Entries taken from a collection
◆ ◆ ◆ ◆ ◆ ◆ ◆
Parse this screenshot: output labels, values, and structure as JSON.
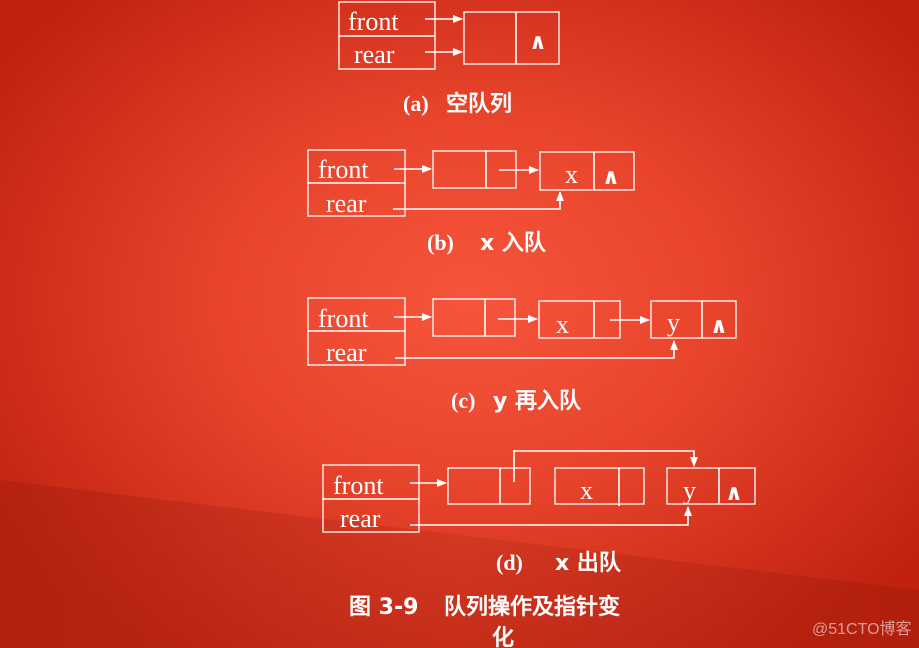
{
  "figure": {
    "title_prefix": "图 3-9",
    "title_main": "队列操作及指针变",
    "title_wrap": "化",
    "pointer_labels": {
      "front": "front",
      "rear": "rear"
    },
    "null_symbol": "∧",
    "panels": [
      {
        "id": "a",
        "caption_tag": "(a)",
        "caption_text": "空队列",
        "nodes": [
          {
            "value": "",
            "next": "∧"
          }
        ]
      },
      {
        "id": "b",
        "caption_tag": "(b)",
        "caption_text": "x 入队",
        "nodes": [
          {
            "value": "",
            "next": ""
          },
          {
            "value": "x",
            "next": "∧"
          }
        ]
      },
      {
        "id": "c",
        "caption_tag": "(c)",
        "caption_text": "y 再入队",
        "nodes": [
          {
            "value": "",
            "next": ""
          },
          {
            "value": "x",
            "next": ""
          },
          {
            "value": "y",
            "next": "∧"
          }
        ]
      },
      {
        "id": "d",
        "caption_tag": "(d)",
        "caption_text": "x 出队",
        "nodes": [
          {
            "value": "",
            "next": ""
          },
          {
            "value": "x",
            "next": ""
          },
          {
            "value": "y",
            "next": "∧"
          }
        ]
      }
    ]
  },
  "watermark": "@51CTO博客",
  "colors": {
    "background": "#e8442c",
    "foreground": "#ffffff"
  }
}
◆ ◆ ◆ ◆ ◆ ◆ ◆
▸ **Task instructions**
Leave the pictures out and write out every entry exactly as given.

▸ **Reply to the exercise**
Parse this screenshot: output labels, values, and structure as JSON.
{
  "figure": {
    "title_prefix": "图 3-9",
    "title_main": "队列操作及指针变",
    "title_wrap": "化",
    "pointer_labels": {
      "front": "front",
      "rear": "rear"
    },
    "null_symbol": "∧",
    "panels": [
      {
        "id": "a",
        "caption_tag": "(a)",
        "caption_text": "空队列",
        "nodes": [
          {
            "value": "",
            "next": "∧"
          }
        ]
      },
      {
        "id": "b",
        "caption_tag": "(b)",
        "caption_text": "x 入队",
        "nodes": [
          {
            "value": "",
            "next": ""
          },
          {
            "value": "x",
            "next": "∧"
          }
        ]
      },
      {
        "id": "c",
        "caption_tag": "(c)",
        "caption_text": "y 再入队",
        "nodes": [
          {
            "value": "",
            "next": ""
          },
          {
            "value": "x",
            "next": ""
          },
          {
            "value": "y",
            "next": "∧"
          }
        ]
      },
      {
        "id": "d",
        "caption_tag": "(d)",
        "caption_text": "x 出队",
        "nodes": [
          {
            "value": "",
            "next": ""
          },
          {
            "value": "x",
            "next": ""
          },
          {
            "value": "y",
            "next": "∧"
          }
        ]
      }
    ]
  },
  "watermark": "@51CTO博客",
  "colors": {
    "background": "#e8442c",
    "foreground": "#ffffff"
  }
}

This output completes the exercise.